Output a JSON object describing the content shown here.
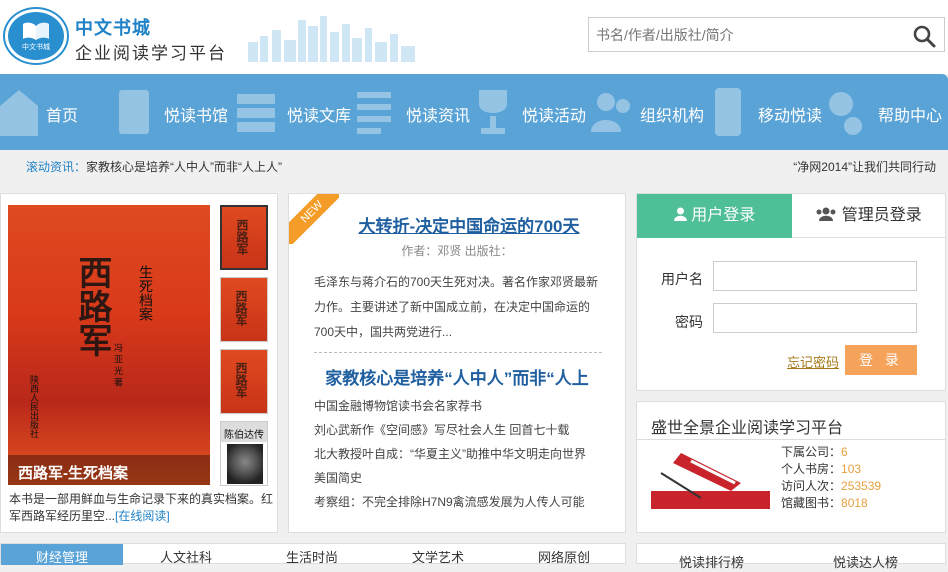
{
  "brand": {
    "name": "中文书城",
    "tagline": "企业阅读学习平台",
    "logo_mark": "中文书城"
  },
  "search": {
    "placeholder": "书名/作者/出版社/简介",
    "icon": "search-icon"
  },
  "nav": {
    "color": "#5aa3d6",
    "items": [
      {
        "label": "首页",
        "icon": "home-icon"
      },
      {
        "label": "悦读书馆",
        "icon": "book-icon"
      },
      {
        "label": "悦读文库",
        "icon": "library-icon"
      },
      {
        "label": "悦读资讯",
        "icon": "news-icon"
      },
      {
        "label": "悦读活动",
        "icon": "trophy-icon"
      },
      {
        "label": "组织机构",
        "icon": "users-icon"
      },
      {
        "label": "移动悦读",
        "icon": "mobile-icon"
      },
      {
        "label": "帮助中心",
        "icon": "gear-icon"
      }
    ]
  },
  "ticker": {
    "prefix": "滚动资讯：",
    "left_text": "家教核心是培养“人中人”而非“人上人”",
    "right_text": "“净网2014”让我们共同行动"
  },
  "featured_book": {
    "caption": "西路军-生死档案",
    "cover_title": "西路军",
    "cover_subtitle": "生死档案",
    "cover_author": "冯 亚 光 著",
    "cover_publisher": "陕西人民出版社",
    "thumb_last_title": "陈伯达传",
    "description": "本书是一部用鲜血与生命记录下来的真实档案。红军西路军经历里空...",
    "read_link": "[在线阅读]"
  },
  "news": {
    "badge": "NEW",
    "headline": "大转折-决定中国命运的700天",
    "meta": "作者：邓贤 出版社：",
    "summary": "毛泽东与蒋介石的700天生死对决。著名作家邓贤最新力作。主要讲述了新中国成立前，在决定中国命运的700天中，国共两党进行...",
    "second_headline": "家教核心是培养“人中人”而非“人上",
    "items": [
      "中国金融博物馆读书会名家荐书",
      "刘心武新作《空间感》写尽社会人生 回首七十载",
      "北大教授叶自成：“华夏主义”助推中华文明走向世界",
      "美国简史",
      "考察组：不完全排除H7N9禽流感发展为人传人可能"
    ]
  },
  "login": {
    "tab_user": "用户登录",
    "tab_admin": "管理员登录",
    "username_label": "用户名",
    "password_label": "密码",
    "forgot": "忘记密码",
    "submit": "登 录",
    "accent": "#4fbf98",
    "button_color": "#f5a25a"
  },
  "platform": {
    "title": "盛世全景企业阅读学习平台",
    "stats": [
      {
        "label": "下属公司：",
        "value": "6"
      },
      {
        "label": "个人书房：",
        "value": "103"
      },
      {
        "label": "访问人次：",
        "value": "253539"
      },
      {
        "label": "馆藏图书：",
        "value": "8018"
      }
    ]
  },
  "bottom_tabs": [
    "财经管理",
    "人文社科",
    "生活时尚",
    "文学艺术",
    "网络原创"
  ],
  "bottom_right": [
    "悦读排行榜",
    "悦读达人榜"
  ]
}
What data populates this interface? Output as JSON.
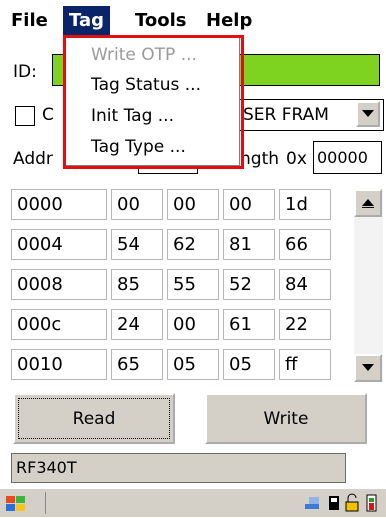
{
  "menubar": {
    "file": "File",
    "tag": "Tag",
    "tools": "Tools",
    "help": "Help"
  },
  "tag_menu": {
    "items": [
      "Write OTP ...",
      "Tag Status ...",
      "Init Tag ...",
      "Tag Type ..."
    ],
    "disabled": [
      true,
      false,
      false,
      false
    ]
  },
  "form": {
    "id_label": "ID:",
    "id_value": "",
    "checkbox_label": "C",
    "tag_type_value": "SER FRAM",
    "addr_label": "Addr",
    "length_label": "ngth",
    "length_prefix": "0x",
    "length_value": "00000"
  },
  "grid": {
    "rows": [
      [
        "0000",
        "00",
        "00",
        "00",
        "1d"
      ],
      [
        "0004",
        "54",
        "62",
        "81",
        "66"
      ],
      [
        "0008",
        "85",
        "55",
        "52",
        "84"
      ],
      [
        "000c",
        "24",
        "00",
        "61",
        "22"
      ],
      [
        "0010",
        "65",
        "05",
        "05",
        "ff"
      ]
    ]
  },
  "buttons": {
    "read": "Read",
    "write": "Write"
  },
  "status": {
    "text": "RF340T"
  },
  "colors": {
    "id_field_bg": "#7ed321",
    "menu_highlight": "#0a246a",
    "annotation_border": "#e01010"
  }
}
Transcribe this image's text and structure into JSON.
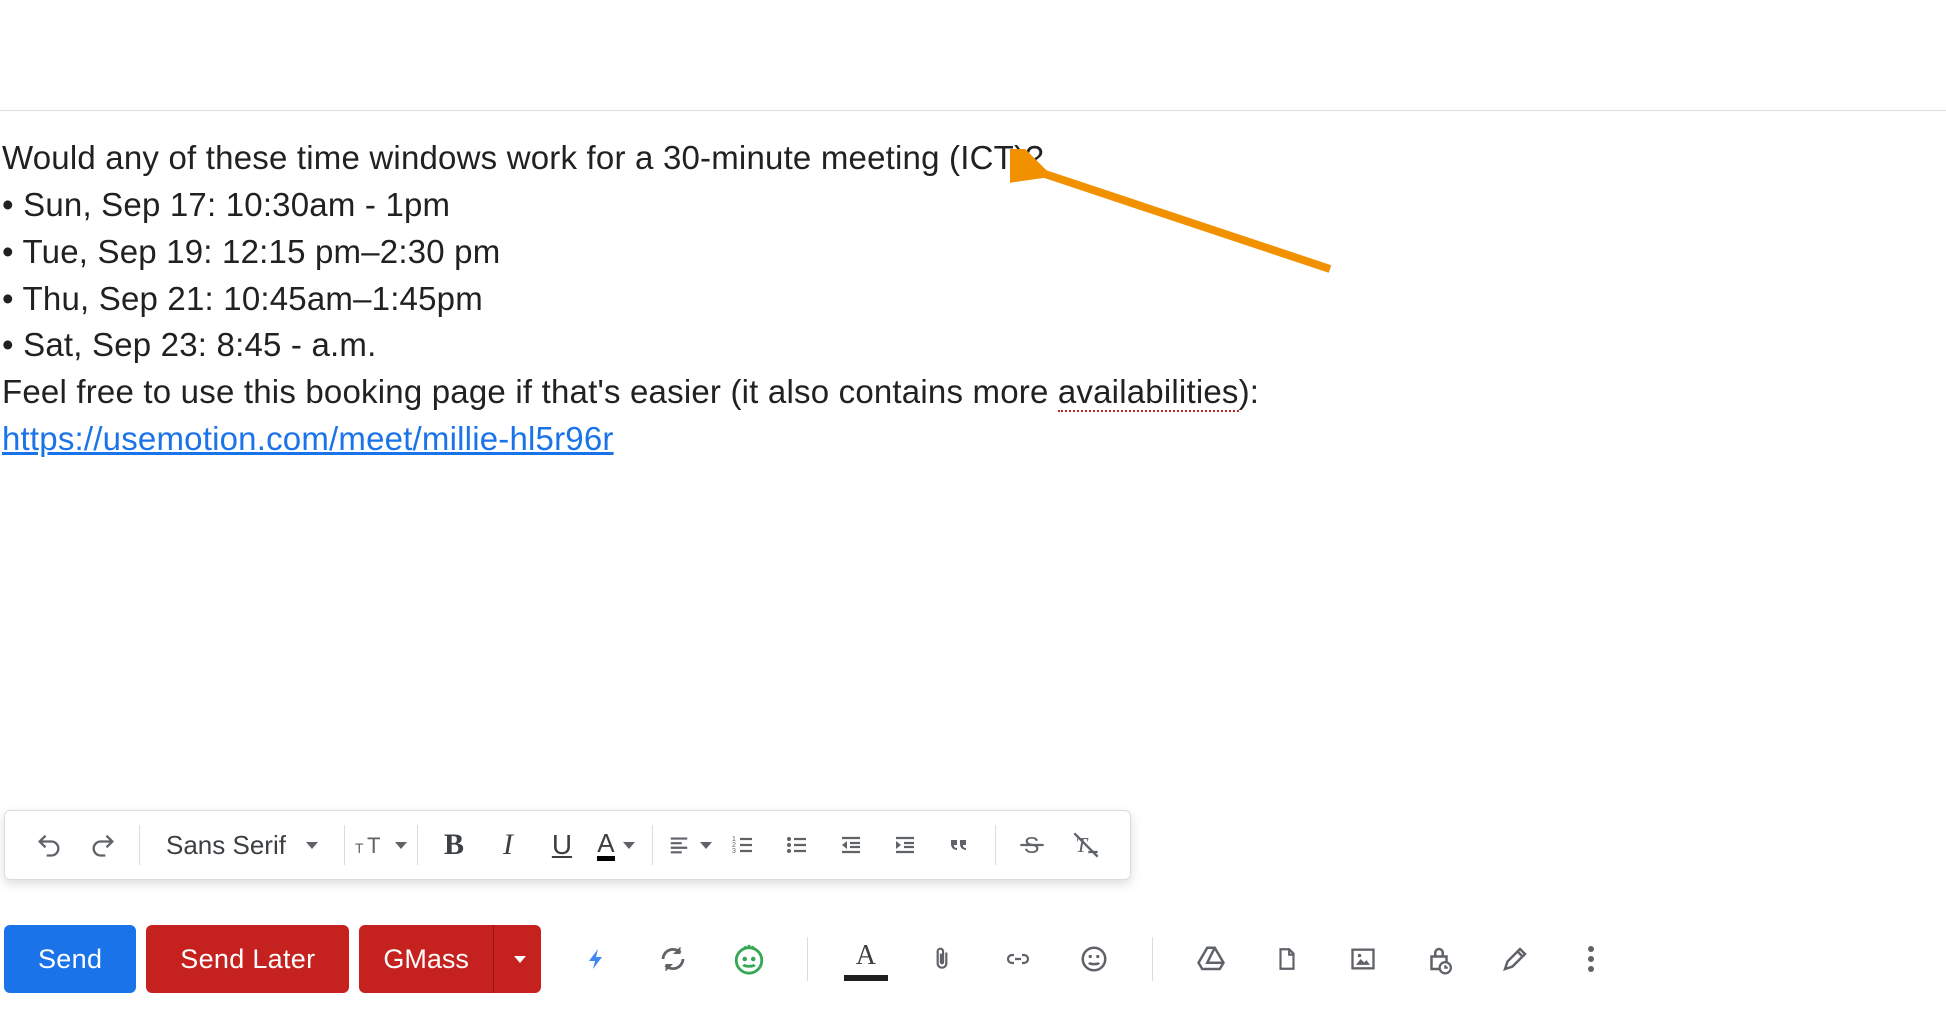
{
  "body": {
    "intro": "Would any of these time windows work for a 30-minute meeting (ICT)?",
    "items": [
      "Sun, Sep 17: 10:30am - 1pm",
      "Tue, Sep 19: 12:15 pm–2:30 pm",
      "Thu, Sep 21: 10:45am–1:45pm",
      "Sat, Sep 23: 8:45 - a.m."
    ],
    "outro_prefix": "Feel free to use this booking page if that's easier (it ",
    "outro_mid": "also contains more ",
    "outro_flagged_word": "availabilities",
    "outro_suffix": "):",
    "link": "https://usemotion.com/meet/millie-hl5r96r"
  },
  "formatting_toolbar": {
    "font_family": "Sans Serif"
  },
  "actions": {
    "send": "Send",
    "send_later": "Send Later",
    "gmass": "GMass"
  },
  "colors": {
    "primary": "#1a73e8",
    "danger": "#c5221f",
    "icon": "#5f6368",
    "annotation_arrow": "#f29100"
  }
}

● ● ●

Count the lines in the records above that contain the word "icon", and give only that number.

● **Full solution**
10